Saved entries
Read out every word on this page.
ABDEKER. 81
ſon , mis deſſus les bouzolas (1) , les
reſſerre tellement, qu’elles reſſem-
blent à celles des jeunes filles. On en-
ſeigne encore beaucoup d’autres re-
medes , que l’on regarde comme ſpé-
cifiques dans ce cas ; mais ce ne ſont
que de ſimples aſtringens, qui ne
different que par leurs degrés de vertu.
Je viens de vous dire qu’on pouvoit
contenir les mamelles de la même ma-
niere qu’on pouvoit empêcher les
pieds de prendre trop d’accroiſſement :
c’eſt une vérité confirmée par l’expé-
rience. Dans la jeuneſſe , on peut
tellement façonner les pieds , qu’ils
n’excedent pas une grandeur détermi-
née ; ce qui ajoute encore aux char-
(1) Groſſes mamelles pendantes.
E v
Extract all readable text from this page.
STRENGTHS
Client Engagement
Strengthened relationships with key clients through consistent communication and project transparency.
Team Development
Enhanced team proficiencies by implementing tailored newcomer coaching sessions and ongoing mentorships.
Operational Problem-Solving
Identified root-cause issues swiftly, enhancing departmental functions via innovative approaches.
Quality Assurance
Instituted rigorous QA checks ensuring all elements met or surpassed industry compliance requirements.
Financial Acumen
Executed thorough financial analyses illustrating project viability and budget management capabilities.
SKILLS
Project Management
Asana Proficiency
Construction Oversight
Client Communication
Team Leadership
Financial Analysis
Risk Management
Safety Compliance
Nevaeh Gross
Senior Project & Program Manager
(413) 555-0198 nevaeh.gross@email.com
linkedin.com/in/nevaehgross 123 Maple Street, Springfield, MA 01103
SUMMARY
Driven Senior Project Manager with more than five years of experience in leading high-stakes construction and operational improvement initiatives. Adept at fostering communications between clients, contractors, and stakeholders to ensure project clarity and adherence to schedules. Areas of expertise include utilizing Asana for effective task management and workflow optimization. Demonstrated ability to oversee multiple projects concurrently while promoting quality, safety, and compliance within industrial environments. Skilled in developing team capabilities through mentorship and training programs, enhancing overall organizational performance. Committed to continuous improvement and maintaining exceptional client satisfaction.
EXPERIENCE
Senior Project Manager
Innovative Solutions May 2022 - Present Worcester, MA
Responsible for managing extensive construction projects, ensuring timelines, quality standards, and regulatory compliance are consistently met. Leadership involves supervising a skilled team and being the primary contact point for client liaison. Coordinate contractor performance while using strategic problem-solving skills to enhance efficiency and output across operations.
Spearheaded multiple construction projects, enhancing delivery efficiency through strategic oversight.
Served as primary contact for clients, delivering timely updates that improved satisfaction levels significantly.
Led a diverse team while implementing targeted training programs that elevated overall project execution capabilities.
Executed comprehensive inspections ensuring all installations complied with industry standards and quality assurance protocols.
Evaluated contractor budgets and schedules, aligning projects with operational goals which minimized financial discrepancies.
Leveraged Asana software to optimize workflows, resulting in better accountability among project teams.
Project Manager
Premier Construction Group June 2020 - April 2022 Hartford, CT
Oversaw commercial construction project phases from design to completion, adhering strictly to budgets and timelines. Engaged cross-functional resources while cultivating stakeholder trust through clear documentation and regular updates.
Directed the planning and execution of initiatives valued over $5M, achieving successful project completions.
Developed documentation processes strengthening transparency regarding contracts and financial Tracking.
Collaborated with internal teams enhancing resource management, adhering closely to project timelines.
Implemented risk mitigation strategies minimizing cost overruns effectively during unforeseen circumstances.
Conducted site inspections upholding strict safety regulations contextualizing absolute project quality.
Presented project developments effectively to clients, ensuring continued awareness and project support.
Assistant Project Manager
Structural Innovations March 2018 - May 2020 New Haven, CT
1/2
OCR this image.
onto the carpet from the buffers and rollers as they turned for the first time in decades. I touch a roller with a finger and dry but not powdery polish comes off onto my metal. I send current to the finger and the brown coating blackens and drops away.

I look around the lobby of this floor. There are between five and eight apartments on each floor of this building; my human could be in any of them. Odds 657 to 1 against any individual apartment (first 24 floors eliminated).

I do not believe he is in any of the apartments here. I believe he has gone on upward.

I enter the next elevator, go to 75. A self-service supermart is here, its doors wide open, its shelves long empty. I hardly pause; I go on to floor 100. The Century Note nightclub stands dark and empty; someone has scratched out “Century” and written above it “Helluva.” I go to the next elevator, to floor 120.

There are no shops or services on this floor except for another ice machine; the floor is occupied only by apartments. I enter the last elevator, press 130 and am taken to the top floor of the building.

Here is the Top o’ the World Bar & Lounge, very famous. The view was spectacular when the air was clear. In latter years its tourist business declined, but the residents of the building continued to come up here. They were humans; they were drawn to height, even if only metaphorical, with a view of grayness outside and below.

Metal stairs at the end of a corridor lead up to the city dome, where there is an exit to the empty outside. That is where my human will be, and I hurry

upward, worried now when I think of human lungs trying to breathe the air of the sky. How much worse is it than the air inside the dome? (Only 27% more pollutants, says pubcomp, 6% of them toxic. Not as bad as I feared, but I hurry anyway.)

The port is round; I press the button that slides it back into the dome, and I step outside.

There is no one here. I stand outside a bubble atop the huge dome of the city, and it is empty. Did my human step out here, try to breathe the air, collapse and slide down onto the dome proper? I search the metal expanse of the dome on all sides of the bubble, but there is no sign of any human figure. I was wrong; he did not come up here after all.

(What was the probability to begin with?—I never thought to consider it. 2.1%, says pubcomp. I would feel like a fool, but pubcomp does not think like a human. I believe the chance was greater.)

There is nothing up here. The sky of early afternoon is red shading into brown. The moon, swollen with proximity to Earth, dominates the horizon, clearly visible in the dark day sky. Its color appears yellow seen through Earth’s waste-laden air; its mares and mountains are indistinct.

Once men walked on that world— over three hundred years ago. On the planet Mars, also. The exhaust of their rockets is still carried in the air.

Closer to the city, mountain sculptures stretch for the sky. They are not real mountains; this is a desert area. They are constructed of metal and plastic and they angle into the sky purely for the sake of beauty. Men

** Written exercise **
Return the listing above in full, character for character.

** Task solution **
Read out every word on this page.
ABDEKER. 81
ſon , mis deſſus les bouzolas (1) , les
reſſerre tellement, qu’elles reſſem-
blent à celles des jeunes filles. On en-
ſeigne encore beaucoup d’autres re-
medes , que l’on regarde comme ſpé-
cifiques dans ce cas ; mais ce ne ſont
que de ſimples aſtringens, qui ne
different que par leurs degrés de vertu.
Je viens de vous dire qu’on pouvoit
contenir les mamelles de la même ma-
niere qu’on pouvoit empêcher les
pieds de prendre trop d’accroiſſement :
c’eſt une vérité confirmée par l’expé-
rience. Dans la jeuneſſe , on peut
tellement façonner les pieds , qu’ils
n’excedent pas une grandeur détermi-
née ; ce qui ajoute encore aux char-
(1) Groſſes mamelles pendantes.
E v
Extract all readable text from this page.
STRENGTHS
Client Engagement
Strengthened relationships with key clients through consistent communication and project transparency.
Team Development
Enhanced team proficiencies by implementing tailored newcomer coaching sessions and ongoing mentorships.
Operational Problem-Solving
Identified root-cause issues swiftly, enhancing departmental functions via innovative approaches.
Quality Assurance
Instituted rigorous QA checks ensuring all elements met or surpassed industry compliance requirements.
Financial Acumen
Executed thorough financial analyses illustrating project viability and budget management capabilities.
SKILLS
Project Management
Asana Proficiency
Construction Oversight
Client Communication
Team Leadership
Financial Analysis
Risk Management
Safety Compliance
Nevaeh Gross
Senior Project & Program Manager
(413) 555-0198 nevaeh.gross@email.com
linkedin.com/in/nevaehgross 123 Maple Street, Springfield, MA 01103
SUMMARY
Driven Senior Project Manager with more than five years of experience in leading high-stakes construction and operational improvement initiatives. Adept at fostering communications between clients, contractors, and stakeholders to ensure project clarity and adherence to schedules. Areas of expertise include utilizing Asana for effective task management and workflow optimization. Demonstrated ability to oversee multiple projects concurrently while promoting quality, safety, and compliance within industrial environments. Skilled in developing team capabilities through mentorship and training programs, enhancing overall organizational performance. Committed to continuous improvement and maintaining exceptional client satisfaction.
EXPERIENCE
Senior Project Manager
Innovative Solutions May 2022 - Present Worcester, MA
Responsible for managing extensive construction projects, ensuring timelines, quality standards, and regulatory compliance are consistently met. Leadership involves supervising a skilled team and being the primary contact point for client liaison. Coordinate contractor performance while using strategic problem-solving skills to enhance efficiency and output across operations.
Spearheaded multiple construction projects, enhancing delivery efficiency through strategic oversight.
Served as primary contact for clients, delivering timely updates that improved satisfaction levels significantly.
Led a diverse team while implementing targeted training programs that elevated overall project execution capabilities.
Executed comprehensive inspections ensuring all installations complied with industry standards and quality assurance protocols.
Evaluated contractor budgets and schedules, aligning projects with operational goals which minimized financial discrepancies.
Leveraged Asana software to optimize workflows, resulting in better accountability among project teams.
Project Manager
Premier Construction Group June 2020 - April 2022 Hartford, CT
Oversaw commercial construction project phases from design to completion, adhering strictly to budgets and timelines. Engaged cross-functional resources while cultivating stakeholder trust through clear documentation and regular updates.
Directed the planning and execution of initiatives valued over $5M, achieving successful project completions.
Developed documentation processes strengthening transparency regarding contracts and financial Tracking.
Collaborated with internal teams enhancing resource management, adhering closely to project timelines.
Implemented risk mitigation strategies minimizing cost overruns effectively during unforeseen circumstances.
Conducted site inspections upholding strict safety regulations contextualizing absolute project quality.
Presented project developments effectively to clients, ensuring continued awareness and project support.
Assistant Project Manager
Structural Innovations March 2018 - May 2020 New Haven, CT
1/2
OCR this image.
onto the carpet from the buffers and rollers as they turned for the first time in decades. I touch a roller with a finger and dry but not powdery polish comes off onto my metal. I send current to the finger and the brown coating blackens and drops away.

I look around the lobby of this floor. There are between five and eight apartments on each floor of this building; my human could be in any of them. Odds 657 to 1 against any individual apartment (first 24 floors eliminated).

I do not believe he is in any of the apartments here. I believe he has gone on upward.

I enter the next elevator, go to 75. A self-service supermart is here, its doors wide open, its shelves long empty. I hardly pause; I go on to floor 100. The Century Note nightclub stands dark and empty; someone has scratched out “Century” and written above it “Helluva.” I go to the next elevator, to floor 120.

There are no shops or services on this floor except for another ice machine; the floor is occupied only by apartments. I enter the last elevator, press 130 and am taken to the top floor of the building.

Here is the Top o’ the World Bar & Lounge, very famous. The view was spectacular when the air was clear. In latter years its tourist business declined, but the residents of the building continued to come up here. They were humans; they were drawn to height, even if only metaphorical, with a view of grayness outside and below.

Metal stairs at the end of a corridor lead up to the city dome, where there is an exit to the empty outside. That is where my human will be, and I hurry

upward, worried now when I think of human lungs trying to breathe the air of the sky. How much worse is it than the air inside the dome? (Only 27% more pollutants, says pubcomp, 6% of them toxic. Not as bad as I feared, but I hurry anyway.)

The port is round; I press the button that slides it back into the dome, and I step outside.

There is no one here. I stand outside a bubble atop the huge dome of the city, and it is empty. Did my human step out here, try to breathe the air, collapse and slide down onto the dome proper? I search the metal expanse of the dome on all sides of the bubble, but there is no sign of any human figure. I was wrong; he did not come up here after all.

(What was the probability to begin with?—I never thought to consider it. 2.1%, says pubcomp. I would feel like a fool, but pubcomp does not think like a human. I believe the chance was greater.)

There is nothing up here. The sky of early afternoon is red shading into brown. The moon, swollen with proximity to Earth, dominates the horizon, clearly visible in the dark day sky. Its color appears yellow seen through Earth’s waste-laden air; its mares and mountains are indistinct.

Once men walked on that world— over three hundred years ago. On the planet Mars, also. The exhaust of their rockets is still carried in the air.

Closer to the city, mountain sculptures stretch for the sky. They are not real mountains; this is a desert area. They are constructed of metal and plastic and they angle into the sky purely for the sake of beauty. Men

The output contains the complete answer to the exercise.